** start of SELECTED TEXT **

[CHK/MERGE] CHKMap.iter_interesting_nodes() and fetch updates

Mon Dec 1 04:02:36 GMT 2008

On Thu, 2008-11-20 at 14:05 -0600, John Arbash Meinel wrote:
> 
> 
> 4) The biggest update is chk_map.iter_interesting_nodes() which takes
> some root keys to exclude and some keys to include, and then can walk
> what it needs to find the subset that is interesting.
> 
> At the moment, it does one "deep" pass on uninteresting, and then does
> the minimal pass it can on all of the interesting keys. We need to
> have
> the full set of uninteresting, because the values may only exist in a
> deep LeafNode.
>
> However, at the very root page, it *is* smart enough to filter out any
> exact matches it finds at that level.
> 
> The algorithm itself could be tweaked significantly, using some info
> from how prefixes work, etc, so that it can filter out sub-trees that
> can't possibly be interesting/uninteresting.

The iter_changes algorithm does this without a deep scan already - I'm
sure its algorithm can be adapted here. The algorithm is a parallel scan
of all the lowest-prefix pointers; common subtrees are always eliminated
regardless of height.

> I have the feeling that the current algorithm is actually sufficient
> for
> the code to be "production ready", though. If the trees really are
> similar, then that first culling can filter out most of the subtrees.
> And after that we do one full-depth search, and everything else is
> truly
> minimal. Though it is a bit of a shame the full-depth is on the
> uninteresting side, as we know we don't want those pages.

We do need to get rid of that to be able to pull small changes
efficiently. At the moment this would be much worse than the current
examine-knit-delta case for a single-change in a large tree.

> 5) iter_interesting_nodes() works very well for both
> item_keys_introduced_by() and general fetching, and has been hooked
> into
> both places. Replacing the customized _find_file_keys* that Andrew and
> I
> put together.

Excellent.

> The big win here is that doing "bzr branch bzrtools-d4 xxx" takes 8s
> instead of >1min. (Doing it with existing formats takes 4-5s so there
> is
> still bits that we can improve upon.)

** end of SELECTED TEXT **
** start of INFORMATION SHOWN **

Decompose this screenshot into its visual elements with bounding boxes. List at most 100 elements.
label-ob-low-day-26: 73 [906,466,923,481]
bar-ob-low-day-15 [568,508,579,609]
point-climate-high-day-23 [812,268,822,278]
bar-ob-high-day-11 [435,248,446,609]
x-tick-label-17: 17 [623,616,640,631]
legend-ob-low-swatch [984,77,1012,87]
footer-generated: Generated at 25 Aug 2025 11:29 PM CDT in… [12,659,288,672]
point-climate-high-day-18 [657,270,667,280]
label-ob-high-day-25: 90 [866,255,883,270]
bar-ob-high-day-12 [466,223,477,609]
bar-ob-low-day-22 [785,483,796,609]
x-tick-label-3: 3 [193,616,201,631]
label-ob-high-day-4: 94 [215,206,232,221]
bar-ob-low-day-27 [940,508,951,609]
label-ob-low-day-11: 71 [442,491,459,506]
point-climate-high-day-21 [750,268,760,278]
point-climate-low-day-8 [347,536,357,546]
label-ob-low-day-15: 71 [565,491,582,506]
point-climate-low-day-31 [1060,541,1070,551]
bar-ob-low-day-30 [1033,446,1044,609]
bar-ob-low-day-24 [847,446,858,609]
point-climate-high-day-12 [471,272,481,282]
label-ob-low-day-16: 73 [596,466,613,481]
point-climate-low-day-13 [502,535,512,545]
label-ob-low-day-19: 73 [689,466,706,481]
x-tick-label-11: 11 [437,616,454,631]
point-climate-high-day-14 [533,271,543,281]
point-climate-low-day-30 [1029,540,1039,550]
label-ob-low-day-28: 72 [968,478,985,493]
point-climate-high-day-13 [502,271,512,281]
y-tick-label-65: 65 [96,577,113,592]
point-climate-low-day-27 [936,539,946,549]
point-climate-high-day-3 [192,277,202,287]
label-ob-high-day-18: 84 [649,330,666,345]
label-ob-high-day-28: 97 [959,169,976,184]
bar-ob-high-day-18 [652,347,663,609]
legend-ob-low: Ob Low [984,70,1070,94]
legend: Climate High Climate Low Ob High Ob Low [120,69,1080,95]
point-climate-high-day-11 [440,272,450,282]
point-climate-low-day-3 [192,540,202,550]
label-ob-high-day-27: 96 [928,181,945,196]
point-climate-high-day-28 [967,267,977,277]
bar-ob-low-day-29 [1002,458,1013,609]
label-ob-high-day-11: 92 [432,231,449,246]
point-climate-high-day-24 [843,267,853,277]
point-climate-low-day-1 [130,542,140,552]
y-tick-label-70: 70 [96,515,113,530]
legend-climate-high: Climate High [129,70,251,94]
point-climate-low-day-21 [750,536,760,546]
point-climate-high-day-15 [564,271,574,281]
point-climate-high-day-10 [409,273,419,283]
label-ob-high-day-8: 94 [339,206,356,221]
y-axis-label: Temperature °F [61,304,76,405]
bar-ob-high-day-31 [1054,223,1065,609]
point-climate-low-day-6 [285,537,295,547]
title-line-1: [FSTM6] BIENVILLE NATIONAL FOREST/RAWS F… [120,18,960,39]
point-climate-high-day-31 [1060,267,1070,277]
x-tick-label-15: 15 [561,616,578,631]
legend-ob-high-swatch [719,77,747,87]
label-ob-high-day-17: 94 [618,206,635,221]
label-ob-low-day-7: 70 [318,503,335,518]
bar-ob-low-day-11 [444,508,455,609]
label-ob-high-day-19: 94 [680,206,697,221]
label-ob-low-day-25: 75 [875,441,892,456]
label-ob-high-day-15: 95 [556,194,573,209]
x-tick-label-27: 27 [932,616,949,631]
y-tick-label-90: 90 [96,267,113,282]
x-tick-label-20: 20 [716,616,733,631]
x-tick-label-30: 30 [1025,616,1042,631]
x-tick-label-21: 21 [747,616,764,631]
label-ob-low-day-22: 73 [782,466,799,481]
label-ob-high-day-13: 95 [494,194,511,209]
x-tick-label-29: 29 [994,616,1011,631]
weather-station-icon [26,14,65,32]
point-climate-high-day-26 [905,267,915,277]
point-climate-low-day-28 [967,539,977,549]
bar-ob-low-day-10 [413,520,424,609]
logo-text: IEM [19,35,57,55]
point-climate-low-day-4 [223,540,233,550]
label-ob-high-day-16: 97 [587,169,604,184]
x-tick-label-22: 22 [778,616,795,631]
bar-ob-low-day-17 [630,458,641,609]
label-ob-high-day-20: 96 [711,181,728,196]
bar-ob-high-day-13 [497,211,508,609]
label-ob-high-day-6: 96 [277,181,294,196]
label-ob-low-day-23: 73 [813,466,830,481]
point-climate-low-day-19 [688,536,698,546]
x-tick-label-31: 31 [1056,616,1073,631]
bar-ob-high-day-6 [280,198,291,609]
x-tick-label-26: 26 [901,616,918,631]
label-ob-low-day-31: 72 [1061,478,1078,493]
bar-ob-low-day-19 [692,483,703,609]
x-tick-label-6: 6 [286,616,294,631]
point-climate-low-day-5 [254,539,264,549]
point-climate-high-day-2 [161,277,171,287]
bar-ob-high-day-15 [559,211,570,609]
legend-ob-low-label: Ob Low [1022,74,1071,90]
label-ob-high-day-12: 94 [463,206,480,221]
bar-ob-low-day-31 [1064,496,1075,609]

** end of INFORMATION SHOWN **

EXERCISE OBJECTIVE
From the email thread on iter_interesting_nodes, reproduce the text verbatim from "The iter_changes algorithm" up to and including "regardless of height.". The records have no connection to the text.

RESULT OF THE TASK
The iter_changes algorithm does this without a deep scan already - I'm
sure its algorithm can be adapted here. The algorithm is a parallel scan
of all the lowest-prefix pointers; common subtrees are always eliminated
regardless of height.